Part of a data file
◆ ◆ ◆

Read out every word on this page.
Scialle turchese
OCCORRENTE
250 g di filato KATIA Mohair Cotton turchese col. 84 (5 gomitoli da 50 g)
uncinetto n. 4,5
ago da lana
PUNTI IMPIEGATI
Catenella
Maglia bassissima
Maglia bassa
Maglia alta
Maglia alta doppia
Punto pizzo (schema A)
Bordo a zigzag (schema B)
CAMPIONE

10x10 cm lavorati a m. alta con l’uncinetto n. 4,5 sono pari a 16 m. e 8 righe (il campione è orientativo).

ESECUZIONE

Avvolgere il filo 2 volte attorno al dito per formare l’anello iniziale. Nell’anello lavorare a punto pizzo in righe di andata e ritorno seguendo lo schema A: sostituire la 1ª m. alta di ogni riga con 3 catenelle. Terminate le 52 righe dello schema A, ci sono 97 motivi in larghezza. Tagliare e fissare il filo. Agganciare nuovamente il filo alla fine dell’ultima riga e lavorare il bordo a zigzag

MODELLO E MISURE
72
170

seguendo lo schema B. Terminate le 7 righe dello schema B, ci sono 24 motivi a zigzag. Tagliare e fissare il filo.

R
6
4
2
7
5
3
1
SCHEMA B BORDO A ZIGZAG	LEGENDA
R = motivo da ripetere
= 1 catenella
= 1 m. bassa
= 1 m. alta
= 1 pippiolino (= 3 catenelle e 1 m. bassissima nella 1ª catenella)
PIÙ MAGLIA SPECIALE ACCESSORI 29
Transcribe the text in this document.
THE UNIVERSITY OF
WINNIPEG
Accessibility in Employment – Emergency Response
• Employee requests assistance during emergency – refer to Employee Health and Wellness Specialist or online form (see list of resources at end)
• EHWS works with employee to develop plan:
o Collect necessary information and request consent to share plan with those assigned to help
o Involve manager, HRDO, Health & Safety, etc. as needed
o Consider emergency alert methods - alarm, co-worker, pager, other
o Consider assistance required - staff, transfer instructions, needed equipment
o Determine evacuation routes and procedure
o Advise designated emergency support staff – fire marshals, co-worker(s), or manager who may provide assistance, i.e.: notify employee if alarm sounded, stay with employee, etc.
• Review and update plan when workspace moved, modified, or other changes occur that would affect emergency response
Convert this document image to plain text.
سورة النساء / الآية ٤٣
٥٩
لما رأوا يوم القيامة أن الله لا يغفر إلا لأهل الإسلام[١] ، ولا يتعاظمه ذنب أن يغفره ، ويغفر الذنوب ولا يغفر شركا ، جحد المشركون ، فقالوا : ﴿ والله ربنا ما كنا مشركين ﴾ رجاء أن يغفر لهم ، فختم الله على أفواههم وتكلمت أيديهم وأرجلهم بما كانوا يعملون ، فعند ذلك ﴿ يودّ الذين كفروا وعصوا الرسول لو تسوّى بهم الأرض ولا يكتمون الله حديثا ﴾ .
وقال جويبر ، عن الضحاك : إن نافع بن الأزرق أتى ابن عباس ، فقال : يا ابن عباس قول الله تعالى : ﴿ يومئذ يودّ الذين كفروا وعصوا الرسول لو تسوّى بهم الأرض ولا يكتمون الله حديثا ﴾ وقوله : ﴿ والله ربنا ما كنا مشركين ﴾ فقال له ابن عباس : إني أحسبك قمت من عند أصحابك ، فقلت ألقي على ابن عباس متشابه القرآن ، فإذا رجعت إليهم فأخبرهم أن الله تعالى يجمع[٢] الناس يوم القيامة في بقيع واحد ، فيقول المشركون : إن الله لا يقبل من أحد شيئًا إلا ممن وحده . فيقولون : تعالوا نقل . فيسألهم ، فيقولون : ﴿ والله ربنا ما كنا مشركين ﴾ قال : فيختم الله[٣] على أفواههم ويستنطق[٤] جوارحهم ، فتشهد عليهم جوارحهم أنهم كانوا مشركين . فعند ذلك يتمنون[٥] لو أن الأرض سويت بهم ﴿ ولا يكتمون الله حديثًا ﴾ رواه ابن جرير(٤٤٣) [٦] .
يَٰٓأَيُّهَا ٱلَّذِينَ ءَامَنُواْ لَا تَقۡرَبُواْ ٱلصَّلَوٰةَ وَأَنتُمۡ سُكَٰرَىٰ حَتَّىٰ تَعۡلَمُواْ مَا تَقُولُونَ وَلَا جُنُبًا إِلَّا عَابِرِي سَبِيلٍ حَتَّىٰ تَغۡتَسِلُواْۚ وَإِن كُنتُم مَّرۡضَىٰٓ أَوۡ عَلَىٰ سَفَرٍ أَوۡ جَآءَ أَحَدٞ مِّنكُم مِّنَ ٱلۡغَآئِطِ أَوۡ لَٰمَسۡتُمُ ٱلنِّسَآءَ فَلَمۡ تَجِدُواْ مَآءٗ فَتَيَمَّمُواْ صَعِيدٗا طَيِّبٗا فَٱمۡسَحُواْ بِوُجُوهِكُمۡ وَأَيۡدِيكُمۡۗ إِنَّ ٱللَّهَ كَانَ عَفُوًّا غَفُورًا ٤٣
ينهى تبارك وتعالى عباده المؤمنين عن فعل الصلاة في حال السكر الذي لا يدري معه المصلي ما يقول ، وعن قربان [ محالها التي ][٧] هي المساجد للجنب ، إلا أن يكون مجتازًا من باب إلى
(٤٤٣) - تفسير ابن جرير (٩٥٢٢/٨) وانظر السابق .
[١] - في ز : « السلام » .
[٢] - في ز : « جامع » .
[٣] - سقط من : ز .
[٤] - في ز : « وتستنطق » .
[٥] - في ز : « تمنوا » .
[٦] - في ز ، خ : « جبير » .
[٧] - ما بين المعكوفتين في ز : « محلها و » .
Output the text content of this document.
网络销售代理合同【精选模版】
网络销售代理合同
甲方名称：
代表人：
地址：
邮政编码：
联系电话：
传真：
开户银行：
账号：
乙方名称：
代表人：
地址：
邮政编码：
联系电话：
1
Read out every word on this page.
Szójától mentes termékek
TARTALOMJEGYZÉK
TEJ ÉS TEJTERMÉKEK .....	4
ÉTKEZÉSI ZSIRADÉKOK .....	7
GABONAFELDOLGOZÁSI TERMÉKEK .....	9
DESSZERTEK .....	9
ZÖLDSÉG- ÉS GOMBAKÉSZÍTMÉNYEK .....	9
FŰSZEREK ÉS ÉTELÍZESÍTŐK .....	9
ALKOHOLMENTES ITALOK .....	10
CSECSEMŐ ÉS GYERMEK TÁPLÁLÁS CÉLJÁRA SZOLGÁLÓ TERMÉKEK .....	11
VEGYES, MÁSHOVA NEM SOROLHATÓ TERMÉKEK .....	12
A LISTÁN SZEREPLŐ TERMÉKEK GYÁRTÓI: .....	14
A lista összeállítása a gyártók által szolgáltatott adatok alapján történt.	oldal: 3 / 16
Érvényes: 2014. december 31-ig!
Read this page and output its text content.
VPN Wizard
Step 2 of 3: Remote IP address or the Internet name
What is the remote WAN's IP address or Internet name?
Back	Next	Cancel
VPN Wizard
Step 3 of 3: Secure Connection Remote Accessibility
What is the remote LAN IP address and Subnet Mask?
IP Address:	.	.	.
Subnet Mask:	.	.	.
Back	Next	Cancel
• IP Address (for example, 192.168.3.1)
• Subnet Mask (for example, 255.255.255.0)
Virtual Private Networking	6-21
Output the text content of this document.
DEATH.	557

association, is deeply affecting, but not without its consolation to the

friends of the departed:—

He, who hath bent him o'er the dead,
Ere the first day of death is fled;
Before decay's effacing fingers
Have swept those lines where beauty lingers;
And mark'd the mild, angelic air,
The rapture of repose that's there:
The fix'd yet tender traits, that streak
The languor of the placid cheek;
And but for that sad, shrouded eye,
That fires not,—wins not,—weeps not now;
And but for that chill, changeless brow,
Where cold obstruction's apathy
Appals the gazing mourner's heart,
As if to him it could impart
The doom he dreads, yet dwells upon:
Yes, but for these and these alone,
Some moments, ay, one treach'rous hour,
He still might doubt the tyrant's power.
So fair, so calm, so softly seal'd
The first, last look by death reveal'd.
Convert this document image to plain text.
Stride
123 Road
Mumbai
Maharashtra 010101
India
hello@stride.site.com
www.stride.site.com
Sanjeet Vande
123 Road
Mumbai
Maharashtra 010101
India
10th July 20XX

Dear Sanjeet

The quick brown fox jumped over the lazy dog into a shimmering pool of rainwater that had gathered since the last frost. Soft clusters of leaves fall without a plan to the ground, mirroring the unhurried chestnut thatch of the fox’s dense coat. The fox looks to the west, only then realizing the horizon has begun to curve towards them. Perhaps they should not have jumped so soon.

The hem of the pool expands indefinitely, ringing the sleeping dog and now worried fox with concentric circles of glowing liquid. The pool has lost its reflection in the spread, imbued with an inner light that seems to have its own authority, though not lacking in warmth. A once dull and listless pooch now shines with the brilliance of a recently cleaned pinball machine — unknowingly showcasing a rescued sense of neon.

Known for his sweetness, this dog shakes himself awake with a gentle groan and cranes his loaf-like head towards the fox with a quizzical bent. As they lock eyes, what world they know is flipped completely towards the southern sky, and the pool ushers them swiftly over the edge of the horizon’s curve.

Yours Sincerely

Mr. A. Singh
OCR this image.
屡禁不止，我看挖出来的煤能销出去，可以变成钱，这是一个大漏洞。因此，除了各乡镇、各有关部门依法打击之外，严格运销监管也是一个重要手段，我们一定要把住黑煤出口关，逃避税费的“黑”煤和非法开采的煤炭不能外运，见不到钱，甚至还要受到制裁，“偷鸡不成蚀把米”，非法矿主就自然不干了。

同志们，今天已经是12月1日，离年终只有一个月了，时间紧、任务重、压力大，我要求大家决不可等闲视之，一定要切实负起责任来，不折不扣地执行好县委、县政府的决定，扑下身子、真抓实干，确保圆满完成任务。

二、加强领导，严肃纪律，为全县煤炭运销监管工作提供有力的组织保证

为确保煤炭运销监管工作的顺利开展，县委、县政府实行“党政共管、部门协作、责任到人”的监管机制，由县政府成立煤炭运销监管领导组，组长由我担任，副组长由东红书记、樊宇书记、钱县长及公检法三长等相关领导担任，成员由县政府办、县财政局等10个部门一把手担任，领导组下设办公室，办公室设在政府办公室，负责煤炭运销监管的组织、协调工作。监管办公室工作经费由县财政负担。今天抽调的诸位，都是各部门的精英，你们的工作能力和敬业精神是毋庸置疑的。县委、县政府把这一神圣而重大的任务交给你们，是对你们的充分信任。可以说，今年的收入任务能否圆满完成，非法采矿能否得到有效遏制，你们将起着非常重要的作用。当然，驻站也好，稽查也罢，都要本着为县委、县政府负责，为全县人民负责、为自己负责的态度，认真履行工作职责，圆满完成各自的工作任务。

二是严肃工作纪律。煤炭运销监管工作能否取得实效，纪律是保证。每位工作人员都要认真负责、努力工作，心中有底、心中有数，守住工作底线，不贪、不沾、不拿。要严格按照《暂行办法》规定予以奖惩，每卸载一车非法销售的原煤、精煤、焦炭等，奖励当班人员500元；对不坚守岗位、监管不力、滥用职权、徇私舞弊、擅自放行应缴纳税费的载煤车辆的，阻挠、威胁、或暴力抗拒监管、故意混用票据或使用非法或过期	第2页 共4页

◆ ◆ ◆

### WHAT TO PRODUCE
Search the lines for "المشركون". Copy each line that has it.

### SOLUTION TO THIS PROBLEM
لما رأوا يوم القيامة أن الله لا يغفر إلا لأهل الإسلام[١] ، ولا يتعاظمه ذنب أن يغفره ، ويغفر الذنوب ولا يغفر شركا ، جحد المشركون ، فقالوا : ﴿ والله ربنا ما كنا مشركين ﴾ رجاء أن يغفر لهم ، فختم الله على أفواههم وتكلمت أيديهم وأرجلهم بما كانوا يعملون ، فعند ذلك ﴿ يودّ الذين كفروا وعصوا الرسول لو تسوّى بهم الأرض ولا يكتمون الله حديثا ﴾ .
وقال جويبر ، عن الضحاك : إن نافع بن الأزرق أتى ابن عباس ، فقال : يا ابن عباس قول الله تعالى : ﴿ يومئذ يودّ الذين كفروا وعصوا الرسول لو تسوّى بهم الأرض ولا يكتمون الله حديثا ﴾ وقوله : ﴿ والله ربنا ما كنا مشركين ﴾ فقال له ابن عباس : إني أحسبك قمت من عند أصحابك ، فقلت ألقي على ابن عباس متشابه القرآن ، فإذا رجعت إليهم فأخبرهم أن الله تعالى يجمع[٢] الناس يوم القيامة في بقيع واحد ، فيقول المشركون : إن الله لا يقبل من أحد شيئًا إلا ممن وحده . فيقولون : تعالوا نقل . فيسألهم ، فيقولون : ﴿ والله ربنا ما كنا مشركين ﴾ قال : فيختم الله[٣] على أفواههم ويستنطق[٤] جوارحهم ، فتشهد عليهم جوارحهم أنهم كانوا مشركين . فعند ذلك يتمنون[٥] لو أن الأرض سويت بهم ﴿ ولا يكتمون الله حديثًا ﴾ رواه ابن جرير(٤٤٣) [٦] .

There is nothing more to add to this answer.